# REQUIREMENT:
Print all the data, keeping every line exactly as it is.
— start of RECORDS —
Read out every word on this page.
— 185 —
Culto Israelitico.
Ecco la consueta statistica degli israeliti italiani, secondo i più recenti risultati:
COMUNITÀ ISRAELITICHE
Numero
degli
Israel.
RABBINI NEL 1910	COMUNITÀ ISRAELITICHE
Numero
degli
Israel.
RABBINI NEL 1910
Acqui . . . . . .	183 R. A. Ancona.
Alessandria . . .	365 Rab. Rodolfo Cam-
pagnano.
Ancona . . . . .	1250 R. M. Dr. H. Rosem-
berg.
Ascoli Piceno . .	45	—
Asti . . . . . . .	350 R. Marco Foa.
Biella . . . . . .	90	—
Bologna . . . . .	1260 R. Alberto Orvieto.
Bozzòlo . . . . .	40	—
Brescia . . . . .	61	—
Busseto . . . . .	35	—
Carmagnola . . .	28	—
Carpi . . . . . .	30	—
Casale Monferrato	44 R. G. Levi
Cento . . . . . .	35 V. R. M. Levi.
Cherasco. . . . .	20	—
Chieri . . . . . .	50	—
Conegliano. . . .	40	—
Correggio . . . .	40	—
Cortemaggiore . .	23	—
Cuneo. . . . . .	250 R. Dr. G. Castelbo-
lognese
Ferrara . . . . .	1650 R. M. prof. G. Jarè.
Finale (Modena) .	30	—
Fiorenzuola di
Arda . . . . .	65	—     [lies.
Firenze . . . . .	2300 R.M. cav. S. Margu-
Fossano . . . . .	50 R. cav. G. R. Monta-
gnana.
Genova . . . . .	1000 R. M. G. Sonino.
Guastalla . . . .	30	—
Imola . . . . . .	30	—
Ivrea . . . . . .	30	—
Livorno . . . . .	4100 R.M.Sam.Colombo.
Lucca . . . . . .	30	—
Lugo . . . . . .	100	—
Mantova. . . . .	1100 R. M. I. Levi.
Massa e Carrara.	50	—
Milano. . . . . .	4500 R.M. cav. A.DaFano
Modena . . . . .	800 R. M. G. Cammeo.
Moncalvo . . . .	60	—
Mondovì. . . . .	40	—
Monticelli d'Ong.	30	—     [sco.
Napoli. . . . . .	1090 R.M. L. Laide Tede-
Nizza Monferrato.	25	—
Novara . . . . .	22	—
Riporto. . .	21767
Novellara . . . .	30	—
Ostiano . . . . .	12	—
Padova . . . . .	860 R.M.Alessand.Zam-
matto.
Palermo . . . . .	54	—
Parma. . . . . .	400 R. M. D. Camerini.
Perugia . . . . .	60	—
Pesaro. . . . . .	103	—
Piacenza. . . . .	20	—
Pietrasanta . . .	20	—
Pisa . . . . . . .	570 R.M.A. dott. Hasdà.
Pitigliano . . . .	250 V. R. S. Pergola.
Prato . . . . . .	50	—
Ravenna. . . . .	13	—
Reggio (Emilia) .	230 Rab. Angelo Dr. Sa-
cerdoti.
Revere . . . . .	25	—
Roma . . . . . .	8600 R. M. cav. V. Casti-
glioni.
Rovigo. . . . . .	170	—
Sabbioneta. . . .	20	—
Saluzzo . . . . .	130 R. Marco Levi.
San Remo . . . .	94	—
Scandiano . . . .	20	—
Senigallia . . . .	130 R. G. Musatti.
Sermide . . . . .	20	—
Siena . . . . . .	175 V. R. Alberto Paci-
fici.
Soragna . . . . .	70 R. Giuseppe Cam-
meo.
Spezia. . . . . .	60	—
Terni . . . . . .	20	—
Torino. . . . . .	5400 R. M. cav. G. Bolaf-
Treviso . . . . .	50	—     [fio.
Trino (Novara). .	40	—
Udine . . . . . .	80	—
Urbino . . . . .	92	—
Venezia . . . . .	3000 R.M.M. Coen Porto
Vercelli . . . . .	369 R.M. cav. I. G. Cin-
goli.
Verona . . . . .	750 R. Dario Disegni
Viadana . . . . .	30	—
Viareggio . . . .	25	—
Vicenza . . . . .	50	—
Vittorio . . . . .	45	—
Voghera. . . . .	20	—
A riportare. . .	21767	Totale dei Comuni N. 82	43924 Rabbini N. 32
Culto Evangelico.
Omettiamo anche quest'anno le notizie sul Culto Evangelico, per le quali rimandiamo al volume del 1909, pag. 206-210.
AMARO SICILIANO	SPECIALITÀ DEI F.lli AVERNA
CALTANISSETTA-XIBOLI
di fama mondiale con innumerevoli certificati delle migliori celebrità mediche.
— end of RECORDS —
# ANSWER TO THE EXERCISE:
Read out every word on this page.
— 185 —
Culto Israelitico.
Ecco la consueta statistica degli israeliti italiani, secondo i più recenti risultati:
COMUNITÀ ISRAELITICHE
Numero
degli
Israel.
RABBINI NEL 1910	COMUNITÀ ISRAELITICHE
Numero
degli
Israel.
RABBINI NEL 1910
Acqui . . . . . .	183 R. A. Ancona.
Alessandria . . .	365 Rab. Rodolfo Cam-
pagnano.
Ancona . . . . .	1250 R. M. Dr. H. Rosem-
berg.
Ascoli Piceno . .	45	—
Asti . . . . . . .	350 R. Marco Foa.
Biella . . . . . .	90	—
Bologna . . . . .	1260 R. Alberto Orvieto.
Bozzòlo . . . . .	40	—
Brescia . . . . .	61	—
Busseto . . . . .	35	—
Carmagnola . . .	28	—
Carpi . . . . . .	30	—
Casale Monferrato	44 R. G. Levi
Cento . . . . . .	35 V. R. M. Levi.
Cherasco. . . . .	20	—
Chieri . . . . . .	50	—
Conegliano. . . .	40	—
Correggio . . . .	40	—
Cortemaggiore . .	23	—
Cuneo. . . . . .	250 R. Dr. G. Castelbo-
lognese
Ferrara . . . . .	1650 R. M. prof. G. Jarè.
Finale (Modena) .	30	—
Fiorenzuola di
Arda . . . . .	65	—     [lies.
Firenze . . . . .	2300 R.M. cav. S. Margu-
Fossano . . . . .	50 R. cav. G. R. Monta-
gnana.
Genova . . . . .	1000 R. M. G. Sonino.
Guastalla . . . .	30	—
Imola . . . . . .	30	—
Ivrea . . . . . .	30	—
Livorno . . . . .	4100 R.M.Sam.Colombo.
Lucca . . . . . .	30	—
Lugo . . . . . .	100	—
Mantova. . . . .	1100 R. M. I. Levi.
Massa e Carrara.	50	—
Milano. . . . . .	4500 R.M. cav. A.DaFano
Modena . . . . .	800 R. M. G. Cammeo.
Moncalvo . . . .	60	—
Mondovì. . . . .	40	—
Monticelli d'Ong.	30	—     [sco.
Napoli. . . . . .	1090 R.M. L. Laide Tede-
Nizza Monferrato.	25	—
Novara . . . . .	22	—
Riporto. . .	21767
Novellara . . . .	30	—
Ostiano . . . . .	12	—
Padova . . . . .	860 R.M.Alessand.Zam-
matto.
Palermo . . . . .	54	—
Parma. . . . . .	400 R. M. D. Camerini.
Perugia . . . . .	60	—
Pesaro. . . . . .	103	—
Piacenza. . . . .	20	—
Pietrasanta . . .	20	—
Pisa . . . . . . .	570 R.M.A. dott. Hasdà.
Pitigliano . . . .	250 V. R. S. Pergola.
Prato . . . . . .	50	—
Ravenna. . . . .	13	—
Reggio (Emilia) .	230 Rab. Angelo Dr. Sa-
cerdoti.
Revere . . . . .	25	—
Roma . . . . . .	8600 R. M. cav. V. Casti-
glioni.
Rovigo. . . . . .	170	—
Sabbioneta. . . .	20	—
Saluzzo . . . . .	130 R. Marco Levi.
San Remo . . . .	94	—
Scandiano . . . .	20	—
Senigallia . . . .	130 R. G. Musatti.
Sermide . . . . .	20	—
Siena . . . . . .	175 V. R. Alberto Paci-
fici.
Soragna . . . . .	70 R. Giuseppe Cam-
meo.
Spezia. . . . . .	60	—
Terni . . . . . .	20	—
Torino. . . . . .	5400 R. M. cav. G. Bolaf-
Treviso . . . . .	50	—     [fio.
Trino (Novara). .	40	—
Udine . . . . . .	80	—
Urbino . . . . .	92	—
Venezia . . . . .	3000 R.M.M. Coen Porto
Vercelli . . . . .	369 R.M. cav. I. G. Cin-
goli.
Verona . . . . .	750 R. Dario Disegni
Viadana . . . . .	30	—
Viareggio . . . .	25	—
Vicenza . . . . .	50	—
Vittorio . . . . .	45	—
Voghera. . . . .	20	—
A riportare. . .	21767	Totale dei Comuni N. 82	43924 Rabbini N. 32
Culto Evangelico.
Omettiamo anche quest'anno le notizie sul Culto Evangelico, per le quali rimandiamo al volume del 1909, pag. 206-210.
AMARO SICILIANO	SPECIALITÀ DEI F.lli AVERNA
CALTANISSETTA-XIBOLI
di fama mondiale con innumerevoli certificati delle migliori celebrità mediche.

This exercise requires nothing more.